What is needed - Copy out every line containing the word "estem".

* START Raw data *

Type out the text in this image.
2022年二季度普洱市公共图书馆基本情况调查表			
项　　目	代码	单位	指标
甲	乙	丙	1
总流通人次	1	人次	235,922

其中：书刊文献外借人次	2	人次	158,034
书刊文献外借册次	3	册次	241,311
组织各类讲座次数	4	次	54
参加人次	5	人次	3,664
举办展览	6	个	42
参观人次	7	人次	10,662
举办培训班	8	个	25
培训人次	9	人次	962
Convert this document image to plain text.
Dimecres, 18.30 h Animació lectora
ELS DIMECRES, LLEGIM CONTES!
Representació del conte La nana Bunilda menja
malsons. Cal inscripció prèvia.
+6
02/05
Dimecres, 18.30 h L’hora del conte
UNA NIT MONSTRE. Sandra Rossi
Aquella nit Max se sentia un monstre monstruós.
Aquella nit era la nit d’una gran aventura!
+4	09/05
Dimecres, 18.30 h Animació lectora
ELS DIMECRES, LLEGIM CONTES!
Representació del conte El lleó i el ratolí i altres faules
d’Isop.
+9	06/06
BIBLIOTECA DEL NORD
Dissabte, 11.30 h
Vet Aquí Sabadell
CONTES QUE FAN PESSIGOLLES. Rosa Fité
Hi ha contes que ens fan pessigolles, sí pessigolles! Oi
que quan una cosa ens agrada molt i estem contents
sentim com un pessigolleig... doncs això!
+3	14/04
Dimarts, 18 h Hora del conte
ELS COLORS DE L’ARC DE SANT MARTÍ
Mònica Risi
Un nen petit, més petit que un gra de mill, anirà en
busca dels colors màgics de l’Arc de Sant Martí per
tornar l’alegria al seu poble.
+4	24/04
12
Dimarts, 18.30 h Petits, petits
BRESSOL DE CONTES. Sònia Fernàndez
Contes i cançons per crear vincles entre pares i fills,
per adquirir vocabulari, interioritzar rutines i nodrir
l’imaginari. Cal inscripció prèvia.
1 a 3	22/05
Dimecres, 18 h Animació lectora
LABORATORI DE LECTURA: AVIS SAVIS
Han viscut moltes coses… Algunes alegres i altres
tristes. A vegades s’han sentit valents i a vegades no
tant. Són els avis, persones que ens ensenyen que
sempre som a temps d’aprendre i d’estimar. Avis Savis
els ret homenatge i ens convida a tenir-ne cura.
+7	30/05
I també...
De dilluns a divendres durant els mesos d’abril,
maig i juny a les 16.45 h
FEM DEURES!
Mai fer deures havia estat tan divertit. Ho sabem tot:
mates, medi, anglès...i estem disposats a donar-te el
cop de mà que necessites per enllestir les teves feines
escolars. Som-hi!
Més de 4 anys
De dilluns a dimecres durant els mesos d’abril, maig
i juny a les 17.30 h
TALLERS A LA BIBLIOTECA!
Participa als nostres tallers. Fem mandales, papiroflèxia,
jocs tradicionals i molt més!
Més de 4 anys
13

* END Raw data *

Answer for the task -
que quan una cosa ens agrada molt i estem contents
mates, medi, anglès...i estem disposats a donar-te el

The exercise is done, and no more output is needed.